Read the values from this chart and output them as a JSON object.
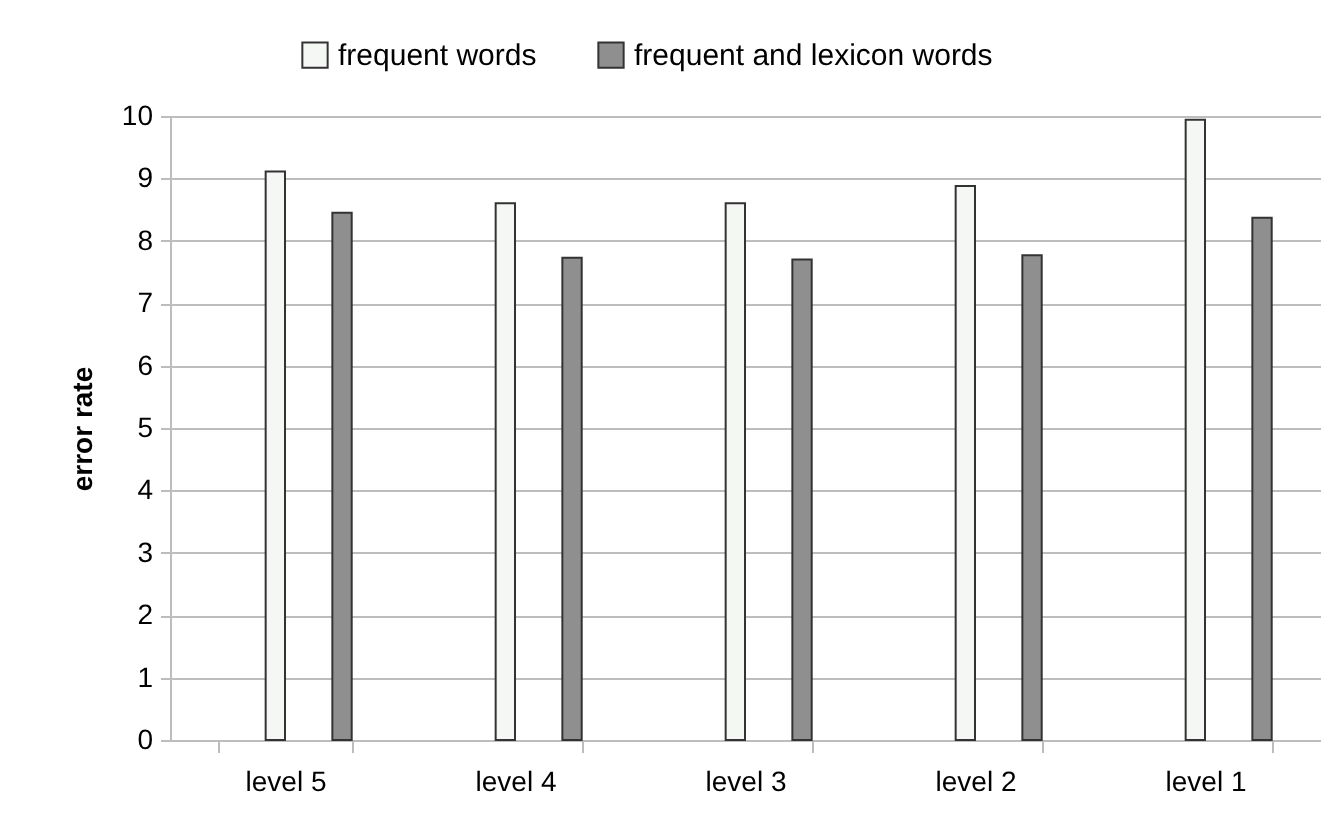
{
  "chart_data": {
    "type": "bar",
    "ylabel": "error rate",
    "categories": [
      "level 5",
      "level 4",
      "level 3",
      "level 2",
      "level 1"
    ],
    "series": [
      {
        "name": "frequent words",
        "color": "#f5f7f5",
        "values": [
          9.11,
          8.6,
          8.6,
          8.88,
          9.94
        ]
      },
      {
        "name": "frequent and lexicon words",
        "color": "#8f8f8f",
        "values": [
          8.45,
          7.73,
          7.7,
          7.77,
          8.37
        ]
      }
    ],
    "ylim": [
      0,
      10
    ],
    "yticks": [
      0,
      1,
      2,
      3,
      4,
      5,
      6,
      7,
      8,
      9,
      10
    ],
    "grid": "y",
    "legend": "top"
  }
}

### [What is asked]
Restate each line of the records exactly; pictures do not belong in the copy.

### [Written answer]
Read the values from this chart and output them as a JSON object.
{
  "chart_data": {
    "type": "bar",
    "ylabel": "error rate",
    "categories": [
      "level 5",
      "level 4",
      "level 3",
      "level 2",
      "level 1"
    ],
    "series": [
      {
        "name": "frequent words",
        "color": "#f5f7f5",
        "values": [
          9.11,
          8.6,
          8.6,
          8.88,
          9.94
        ]
      },
      {
        "name": "frequent and lexicon words",
        "color": "#8f8f8f",
        "values": [
          8.45,
          7.73,
          7.7,
          7.77,
          8.37
        ]
      }
    ],
    "ylim": [
      0,
      10
    ],
    "yticks": [
      0,
      1,
      2,
      3,
      4,
      5,
      6,
      7,
      8,
      9,
      10
    ],
    "grid": "y",
    "legend": "top"
  }
}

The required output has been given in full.